### EXCERPTED RECORDS

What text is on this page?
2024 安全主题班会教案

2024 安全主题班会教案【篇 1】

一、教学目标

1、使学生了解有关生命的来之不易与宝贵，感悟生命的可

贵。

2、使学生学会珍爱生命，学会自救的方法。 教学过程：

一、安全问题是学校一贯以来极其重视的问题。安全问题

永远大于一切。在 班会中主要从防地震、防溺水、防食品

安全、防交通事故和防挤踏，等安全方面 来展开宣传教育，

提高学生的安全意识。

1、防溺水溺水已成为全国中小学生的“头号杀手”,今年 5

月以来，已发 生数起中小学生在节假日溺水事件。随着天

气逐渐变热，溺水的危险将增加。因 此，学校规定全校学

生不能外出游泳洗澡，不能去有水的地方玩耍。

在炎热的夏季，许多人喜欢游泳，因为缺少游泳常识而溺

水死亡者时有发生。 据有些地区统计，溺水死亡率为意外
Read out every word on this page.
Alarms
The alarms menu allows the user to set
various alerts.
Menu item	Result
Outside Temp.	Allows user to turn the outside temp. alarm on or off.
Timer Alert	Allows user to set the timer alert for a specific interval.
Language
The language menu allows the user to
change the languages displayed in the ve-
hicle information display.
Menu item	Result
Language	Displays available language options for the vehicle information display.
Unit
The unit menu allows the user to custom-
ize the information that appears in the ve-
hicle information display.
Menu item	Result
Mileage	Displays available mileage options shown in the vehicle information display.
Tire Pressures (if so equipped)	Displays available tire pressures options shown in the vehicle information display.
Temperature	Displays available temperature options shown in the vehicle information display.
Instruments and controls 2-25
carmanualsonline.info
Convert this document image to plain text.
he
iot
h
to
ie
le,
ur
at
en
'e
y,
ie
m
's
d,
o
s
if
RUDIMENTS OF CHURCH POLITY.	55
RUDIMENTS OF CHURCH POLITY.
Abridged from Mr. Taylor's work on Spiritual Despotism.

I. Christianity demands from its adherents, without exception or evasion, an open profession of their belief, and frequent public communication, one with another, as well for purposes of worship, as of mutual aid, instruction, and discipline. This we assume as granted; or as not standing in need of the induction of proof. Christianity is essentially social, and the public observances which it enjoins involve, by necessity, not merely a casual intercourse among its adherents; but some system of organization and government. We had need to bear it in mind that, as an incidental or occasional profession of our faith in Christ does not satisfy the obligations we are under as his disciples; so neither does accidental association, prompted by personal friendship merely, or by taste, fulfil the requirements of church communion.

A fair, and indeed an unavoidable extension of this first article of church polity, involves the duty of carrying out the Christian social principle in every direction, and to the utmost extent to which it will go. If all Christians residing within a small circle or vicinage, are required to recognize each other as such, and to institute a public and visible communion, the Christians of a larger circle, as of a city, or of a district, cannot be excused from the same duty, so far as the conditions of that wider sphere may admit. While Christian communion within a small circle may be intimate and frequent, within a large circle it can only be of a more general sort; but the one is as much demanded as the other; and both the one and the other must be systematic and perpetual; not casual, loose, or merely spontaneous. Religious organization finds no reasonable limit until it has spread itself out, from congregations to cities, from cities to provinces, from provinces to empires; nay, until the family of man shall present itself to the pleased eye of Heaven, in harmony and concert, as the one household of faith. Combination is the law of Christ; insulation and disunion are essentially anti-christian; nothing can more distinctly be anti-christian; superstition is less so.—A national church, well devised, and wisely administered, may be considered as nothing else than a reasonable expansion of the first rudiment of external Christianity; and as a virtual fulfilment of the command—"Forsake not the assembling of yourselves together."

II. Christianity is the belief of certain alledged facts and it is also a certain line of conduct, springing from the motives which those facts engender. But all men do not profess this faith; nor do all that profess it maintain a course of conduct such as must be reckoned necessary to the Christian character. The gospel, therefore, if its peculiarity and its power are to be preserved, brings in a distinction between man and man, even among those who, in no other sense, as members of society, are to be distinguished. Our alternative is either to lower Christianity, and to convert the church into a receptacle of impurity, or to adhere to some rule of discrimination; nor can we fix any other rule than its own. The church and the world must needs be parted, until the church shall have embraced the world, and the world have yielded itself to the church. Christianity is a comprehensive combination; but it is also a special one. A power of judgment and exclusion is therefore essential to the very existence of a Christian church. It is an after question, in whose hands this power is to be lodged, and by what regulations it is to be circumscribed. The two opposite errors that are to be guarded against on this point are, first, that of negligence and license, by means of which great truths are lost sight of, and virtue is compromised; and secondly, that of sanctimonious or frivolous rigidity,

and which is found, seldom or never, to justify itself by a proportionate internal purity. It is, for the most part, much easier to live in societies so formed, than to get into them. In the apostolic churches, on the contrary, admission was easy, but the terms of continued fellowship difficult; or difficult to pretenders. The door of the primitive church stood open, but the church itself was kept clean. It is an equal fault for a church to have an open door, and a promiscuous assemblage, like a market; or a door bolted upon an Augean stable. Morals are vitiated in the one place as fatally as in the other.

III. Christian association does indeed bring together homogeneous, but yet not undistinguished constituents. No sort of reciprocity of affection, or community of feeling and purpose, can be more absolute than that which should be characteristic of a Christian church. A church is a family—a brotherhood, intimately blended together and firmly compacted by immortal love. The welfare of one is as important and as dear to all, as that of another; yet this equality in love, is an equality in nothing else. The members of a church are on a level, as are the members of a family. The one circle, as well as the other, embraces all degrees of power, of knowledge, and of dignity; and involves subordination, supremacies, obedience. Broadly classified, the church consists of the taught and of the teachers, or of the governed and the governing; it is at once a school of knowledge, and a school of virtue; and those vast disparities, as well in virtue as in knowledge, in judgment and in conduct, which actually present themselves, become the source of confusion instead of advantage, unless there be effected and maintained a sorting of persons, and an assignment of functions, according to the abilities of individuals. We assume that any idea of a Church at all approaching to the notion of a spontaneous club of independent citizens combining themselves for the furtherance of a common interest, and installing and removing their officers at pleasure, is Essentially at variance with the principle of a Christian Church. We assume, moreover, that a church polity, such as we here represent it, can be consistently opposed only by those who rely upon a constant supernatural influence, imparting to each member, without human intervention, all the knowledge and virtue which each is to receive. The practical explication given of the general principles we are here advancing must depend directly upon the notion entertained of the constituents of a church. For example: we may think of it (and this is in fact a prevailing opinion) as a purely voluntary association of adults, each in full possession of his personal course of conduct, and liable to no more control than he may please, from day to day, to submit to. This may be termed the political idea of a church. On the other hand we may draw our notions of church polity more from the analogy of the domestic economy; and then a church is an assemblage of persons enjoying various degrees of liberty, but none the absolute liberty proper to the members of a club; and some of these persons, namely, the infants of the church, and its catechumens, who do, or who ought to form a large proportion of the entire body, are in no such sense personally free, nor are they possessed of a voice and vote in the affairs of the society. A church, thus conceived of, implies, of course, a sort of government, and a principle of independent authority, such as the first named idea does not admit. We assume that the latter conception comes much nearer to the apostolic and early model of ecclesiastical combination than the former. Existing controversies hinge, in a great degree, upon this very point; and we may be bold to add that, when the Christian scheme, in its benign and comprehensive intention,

### TASK PROMPT
State how many lines of the listing above hold the word "shown", with nothing but the number.

### SOLUTION TO THIS EXERCISE
3